PROBLEM TO SOLVE: From the entries below, list each line with "Bhopal".
begin
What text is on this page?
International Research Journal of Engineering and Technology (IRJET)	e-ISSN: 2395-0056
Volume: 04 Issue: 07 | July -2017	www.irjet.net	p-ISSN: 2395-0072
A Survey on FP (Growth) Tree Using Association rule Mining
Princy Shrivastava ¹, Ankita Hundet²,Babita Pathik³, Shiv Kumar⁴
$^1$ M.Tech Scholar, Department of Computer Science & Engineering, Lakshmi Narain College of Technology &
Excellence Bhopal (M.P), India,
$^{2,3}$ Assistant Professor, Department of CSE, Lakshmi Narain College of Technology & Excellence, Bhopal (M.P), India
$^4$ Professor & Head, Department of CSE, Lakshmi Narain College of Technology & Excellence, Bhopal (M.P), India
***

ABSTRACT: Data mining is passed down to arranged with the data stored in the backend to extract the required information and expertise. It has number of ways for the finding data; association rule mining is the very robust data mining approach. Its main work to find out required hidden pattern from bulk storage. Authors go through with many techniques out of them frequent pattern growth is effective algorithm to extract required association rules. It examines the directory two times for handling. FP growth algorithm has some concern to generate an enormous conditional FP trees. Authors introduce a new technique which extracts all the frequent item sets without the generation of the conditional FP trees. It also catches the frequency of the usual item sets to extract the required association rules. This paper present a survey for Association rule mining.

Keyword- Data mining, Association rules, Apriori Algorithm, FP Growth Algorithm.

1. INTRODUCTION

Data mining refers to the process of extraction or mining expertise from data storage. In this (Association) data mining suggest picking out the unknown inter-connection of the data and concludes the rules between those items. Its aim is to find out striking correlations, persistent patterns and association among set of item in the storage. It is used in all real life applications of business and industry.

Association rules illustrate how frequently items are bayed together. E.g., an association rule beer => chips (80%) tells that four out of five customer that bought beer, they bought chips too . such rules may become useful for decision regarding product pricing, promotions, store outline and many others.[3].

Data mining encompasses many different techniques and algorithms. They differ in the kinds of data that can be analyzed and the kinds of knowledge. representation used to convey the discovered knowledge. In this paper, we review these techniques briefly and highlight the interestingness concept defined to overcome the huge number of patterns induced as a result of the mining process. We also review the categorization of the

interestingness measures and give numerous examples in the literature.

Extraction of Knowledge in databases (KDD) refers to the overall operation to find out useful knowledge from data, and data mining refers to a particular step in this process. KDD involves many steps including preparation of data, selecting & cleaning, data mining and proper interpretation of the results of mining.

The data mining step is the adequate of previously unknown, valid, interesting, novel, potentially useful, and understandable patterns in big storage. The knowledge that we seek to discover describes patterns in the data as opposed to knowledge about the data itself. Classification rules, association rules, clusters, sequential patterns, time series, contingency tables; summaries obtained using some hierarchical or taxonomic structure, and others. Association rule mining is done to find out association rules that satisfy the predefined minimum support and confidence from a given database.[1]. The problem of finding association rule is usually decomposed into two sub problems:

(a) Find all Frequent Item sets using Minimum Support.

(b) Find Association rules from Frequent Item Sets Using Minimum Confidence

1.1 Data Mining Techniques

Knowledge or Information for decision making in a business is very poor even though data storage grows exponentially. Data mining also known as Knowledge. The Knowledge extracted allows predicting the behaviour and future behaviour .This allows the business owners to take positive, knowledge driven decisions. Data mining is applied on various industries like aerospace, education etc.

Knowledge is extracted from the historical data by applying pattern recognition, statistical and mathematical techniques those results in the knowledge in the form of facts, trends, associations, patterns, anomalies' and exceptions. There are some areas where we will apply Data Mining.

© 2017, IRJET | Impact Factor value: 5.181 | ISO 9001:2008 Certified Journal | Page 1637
end
begin
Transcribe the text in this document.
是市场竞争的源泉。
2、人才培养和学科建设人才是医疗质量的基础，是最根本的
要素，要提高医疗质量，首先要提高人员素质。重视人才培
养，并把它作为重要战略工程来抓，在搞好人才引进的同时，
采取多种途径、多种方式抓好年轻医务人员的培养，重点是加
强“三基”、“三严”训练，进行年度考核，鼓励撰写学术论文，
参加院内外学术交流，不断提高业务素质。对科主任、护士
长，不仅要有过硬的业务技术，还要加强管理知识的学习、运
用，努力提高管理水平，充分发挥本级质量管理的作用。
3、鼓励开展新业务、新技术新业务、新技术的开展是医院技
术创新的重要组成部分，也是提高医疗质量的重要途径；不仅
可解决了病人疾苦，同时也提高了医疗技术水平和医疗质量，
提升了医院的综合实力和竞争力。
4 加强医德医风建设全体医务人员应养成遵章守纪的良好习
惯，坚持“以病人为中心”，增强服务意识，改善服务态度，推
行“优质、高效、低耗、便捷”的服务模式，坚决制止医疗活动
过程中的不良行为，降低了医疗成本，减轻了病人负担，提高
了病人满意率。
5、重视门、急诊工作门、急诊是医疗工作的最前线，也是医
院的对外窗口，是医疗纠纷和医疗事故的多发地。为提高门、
end
begin
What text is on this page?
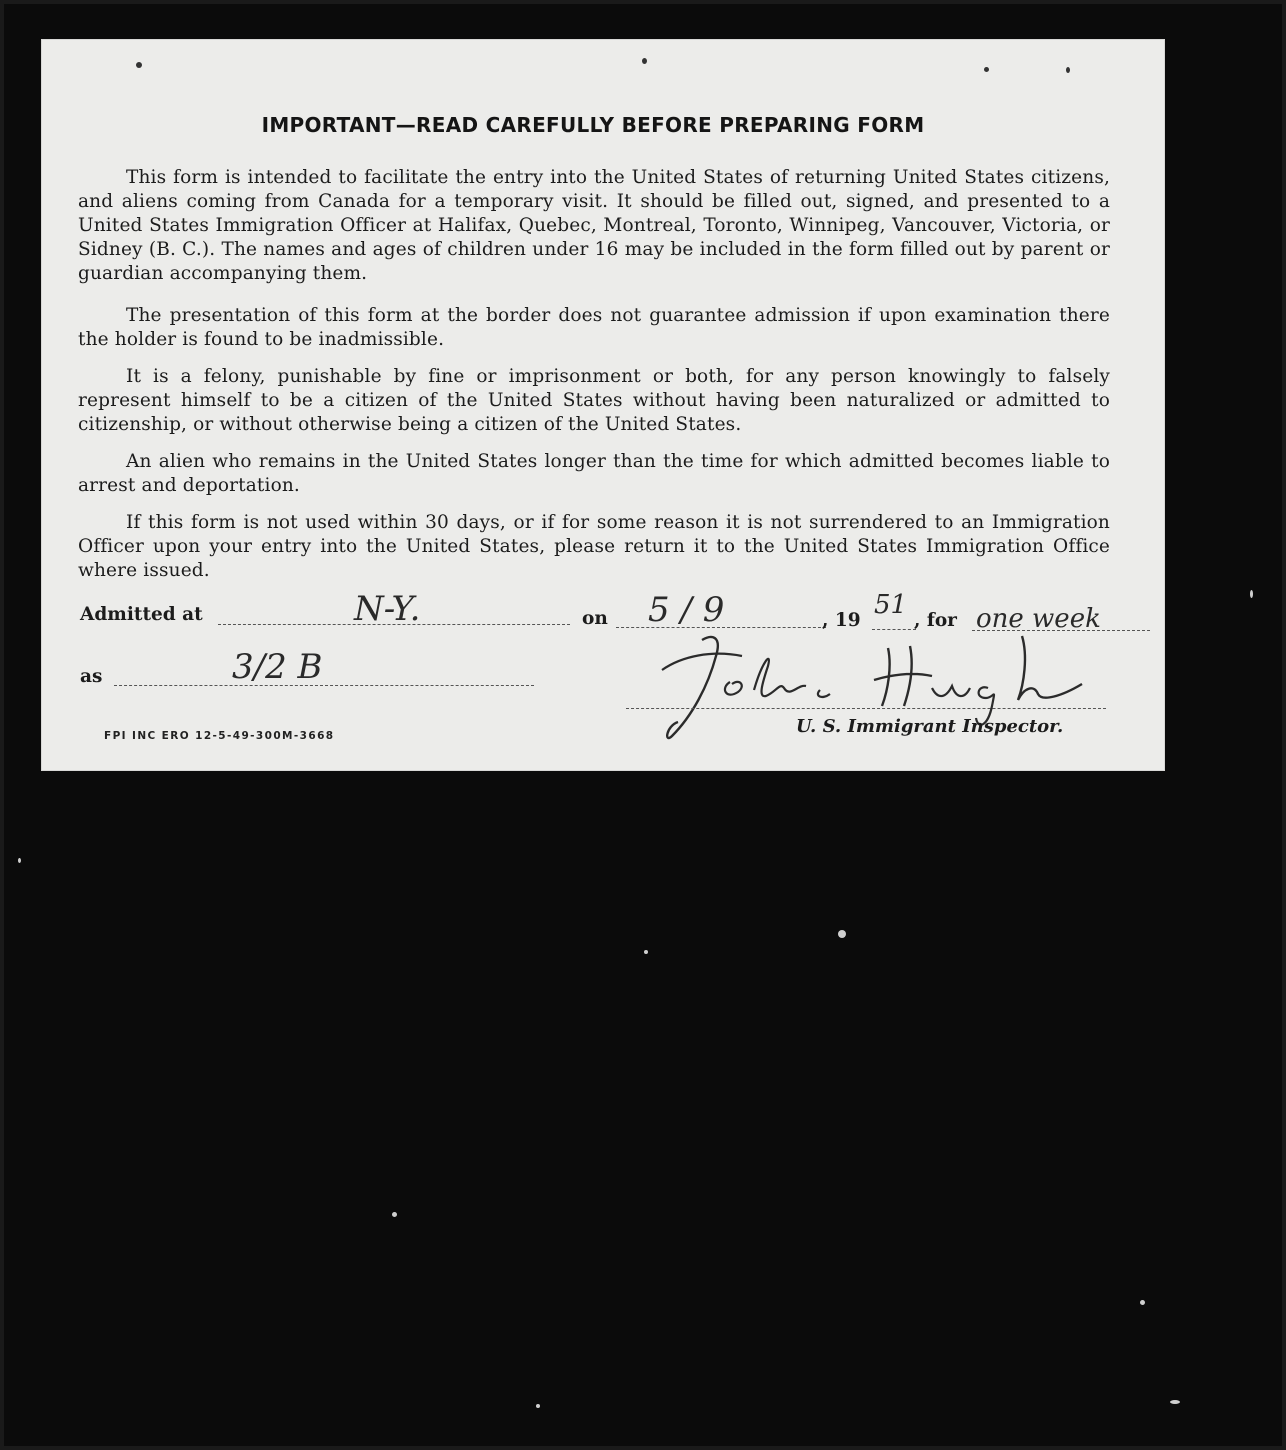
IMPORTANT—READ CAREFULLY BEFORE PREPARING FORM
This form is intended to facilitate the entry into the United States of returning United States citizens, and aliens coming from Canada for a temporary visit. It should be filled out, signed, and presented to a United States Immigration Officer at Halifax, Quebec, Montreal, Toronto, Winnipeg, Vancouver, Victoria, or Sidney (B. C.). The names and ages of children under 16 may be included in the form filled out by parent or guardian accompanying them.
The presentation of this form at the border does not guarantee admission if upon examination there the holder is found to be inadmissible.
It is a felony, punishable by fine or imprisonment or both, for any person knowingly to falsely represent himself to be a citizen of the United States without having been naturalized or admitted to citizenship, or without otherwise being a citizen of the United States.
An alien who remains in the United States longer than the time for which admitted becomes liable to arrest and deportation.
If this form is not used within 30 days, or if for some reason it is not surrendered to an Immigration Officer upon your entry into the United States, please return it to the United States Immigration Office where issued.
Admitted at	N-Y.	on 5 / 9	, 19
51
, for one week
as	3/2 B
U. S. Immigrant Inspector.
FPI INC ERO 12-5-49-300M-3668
end
REPLY:
Excellence Bhopal (M.P), India,
$^{2,3}$ Assistant Professor, Department of CSE, Lakshmi Narain College of Technology & Excellence, Bhopal (M.P), India
$^4$ Professor & Head, Department of CSE, Lakshmi Narain College of Technology & Excellence, Bhopal (M.P), India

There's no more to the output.